- _PROBLEM DETAILS_
Find all the lines with "collisions" and gather them.

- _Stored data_
** Begin **
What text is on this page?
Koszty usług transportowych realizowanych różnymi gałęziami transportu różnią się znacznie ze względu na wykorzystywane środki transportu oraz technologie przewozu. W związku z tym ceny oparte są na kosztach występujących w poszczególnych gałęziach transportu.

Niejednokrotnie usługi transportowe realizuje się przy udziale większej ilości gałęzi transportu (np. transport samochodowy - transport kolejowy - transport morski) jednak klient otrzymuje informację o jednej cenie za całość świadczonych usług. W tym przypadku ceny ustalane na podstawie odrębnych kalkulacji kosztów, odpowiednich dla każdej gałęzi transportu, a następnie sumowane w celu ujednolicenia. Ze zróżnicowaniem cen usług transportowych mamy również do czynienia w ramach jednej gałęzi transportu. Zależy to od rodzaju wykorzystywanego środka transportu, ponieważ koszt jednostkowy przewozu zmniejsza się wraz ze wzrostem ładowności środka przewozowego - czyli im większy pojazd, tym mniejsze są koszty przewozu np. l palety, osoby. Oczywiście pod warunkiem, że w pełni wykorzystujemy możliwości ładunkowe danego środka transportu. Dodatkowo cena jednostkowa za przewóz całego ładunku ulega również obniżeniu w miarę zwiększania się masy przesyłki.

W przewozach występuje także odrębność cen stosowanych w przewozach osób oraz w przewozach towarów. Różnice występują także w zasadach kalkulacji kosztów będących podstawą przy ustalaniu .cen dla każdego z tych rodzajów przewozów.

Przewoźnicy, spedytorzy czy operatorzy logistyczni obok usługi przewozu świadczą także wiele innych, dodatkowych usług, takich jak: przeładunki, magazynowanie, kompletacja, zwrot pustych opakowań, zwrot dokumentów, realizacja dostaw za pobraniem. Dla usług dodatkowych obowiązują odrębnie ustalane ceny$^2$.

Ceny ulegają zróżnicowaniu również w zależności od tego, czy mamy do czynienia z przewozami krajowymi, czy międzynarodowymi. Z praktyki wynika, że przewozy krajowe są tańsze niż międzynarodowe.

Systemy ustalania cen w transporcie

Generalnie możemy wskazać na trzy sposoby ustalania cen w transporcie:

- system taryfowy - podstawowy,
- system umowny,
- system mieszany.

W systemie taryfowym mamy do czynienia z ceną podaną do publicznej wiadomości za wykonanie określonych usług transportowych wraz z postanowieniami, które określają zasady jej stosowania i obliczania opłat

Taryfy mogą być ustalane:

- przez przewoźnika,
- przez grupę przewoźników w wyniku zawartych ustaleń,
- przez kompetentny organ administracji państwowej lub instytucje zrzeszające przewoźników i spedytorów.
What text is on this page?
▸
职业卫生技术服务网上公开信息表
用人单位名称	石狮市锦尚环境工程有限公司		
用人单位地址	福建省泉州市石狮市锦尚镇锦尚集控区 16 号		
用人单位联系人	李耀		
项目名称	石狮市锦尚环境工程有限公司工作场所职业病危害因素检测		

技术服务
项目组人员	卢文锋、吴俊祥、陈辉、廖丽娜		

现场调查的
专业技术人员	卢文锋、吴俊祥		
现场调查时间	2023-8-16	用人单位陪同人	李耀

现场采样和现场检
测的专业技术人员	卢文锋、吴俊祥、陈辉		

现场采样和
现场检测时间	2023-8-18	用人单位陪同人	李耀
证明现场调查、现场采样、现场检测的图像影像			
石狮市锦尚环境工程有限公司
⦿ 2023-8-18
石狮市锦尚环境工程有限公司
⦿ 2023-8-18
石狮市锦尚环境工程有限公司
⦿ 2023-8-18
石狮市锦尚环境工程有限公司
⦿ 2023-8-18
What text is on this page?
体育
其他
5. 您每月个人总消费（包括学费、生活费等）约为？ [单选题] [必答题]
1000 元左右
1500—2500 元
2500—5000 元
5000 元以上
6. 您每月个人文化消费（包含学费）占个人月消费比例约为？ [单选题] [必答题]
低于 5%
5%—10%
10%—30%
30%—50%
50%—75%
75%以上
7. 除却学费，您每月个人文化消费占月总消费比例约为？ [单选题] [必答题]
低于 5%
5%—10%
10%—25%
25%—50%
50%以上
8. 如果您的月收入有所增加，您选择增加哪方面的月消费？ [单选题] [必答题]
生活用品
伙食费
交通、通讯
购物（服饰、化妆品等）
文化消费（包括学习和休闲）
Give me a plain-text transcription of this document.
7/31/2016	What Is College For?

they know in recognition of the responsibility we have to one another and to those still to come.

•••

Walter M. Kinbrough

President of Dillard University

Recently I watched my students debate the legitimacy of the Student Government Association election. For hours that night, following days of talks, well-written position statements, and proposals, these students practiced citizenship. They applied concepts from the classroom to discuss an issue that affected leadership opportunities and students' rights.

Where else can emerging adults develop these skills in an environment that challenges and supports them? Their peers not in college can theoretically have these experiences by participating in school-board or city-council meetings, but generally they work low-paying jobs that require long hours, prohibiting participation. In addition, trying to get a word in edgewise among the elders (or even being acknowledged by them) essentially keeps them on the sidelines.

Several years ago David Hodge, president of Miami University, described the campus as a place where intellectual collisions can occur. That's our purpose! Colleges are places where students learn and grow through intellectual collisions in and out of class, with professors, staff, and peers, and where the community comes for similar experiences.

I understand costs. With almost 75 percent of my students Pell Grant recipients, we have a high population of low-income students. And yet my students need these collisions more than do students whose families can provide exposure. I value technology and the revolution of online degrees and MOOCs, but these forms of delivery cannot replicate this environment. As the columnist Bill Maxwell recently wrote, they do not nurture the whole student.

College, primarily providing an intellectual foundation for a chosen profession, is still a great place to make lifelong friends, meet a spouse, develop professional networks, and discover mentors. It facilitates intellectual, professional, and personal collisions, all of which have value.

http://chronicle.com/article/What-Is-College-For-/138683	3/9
** End **
- _SOLUTION TO THE EXERCISE_
Several years ago David Hodge, president of Miami University, described the campus as a place where intellectual collisions can occur. That's our purpose! Colleges are places where students learn and grow through intellectual collisions in and out of class, with professors, staff, and peers, and where the community comes for similar experiences.
I understand costs. With almost 75 percent of my students Pell Grant recipients, we have a high population of low-income students. And yet my students need these collisions more than do students whose families can provide exposure. I value technology and the revolution of online degrees and MOOCs, but these forms of delivery cannot replicate this environment. As the columnist Bill Maxwell recently wrote, they do not nurture the whole student.
College, primarily providing an intellectual foundation for a chosen profession, is still a great place to make lifelong friends, meet a spouse, develop professional networks, and discover mentors. It facilitates intellectual, professional, and personal collisions, all of which have value.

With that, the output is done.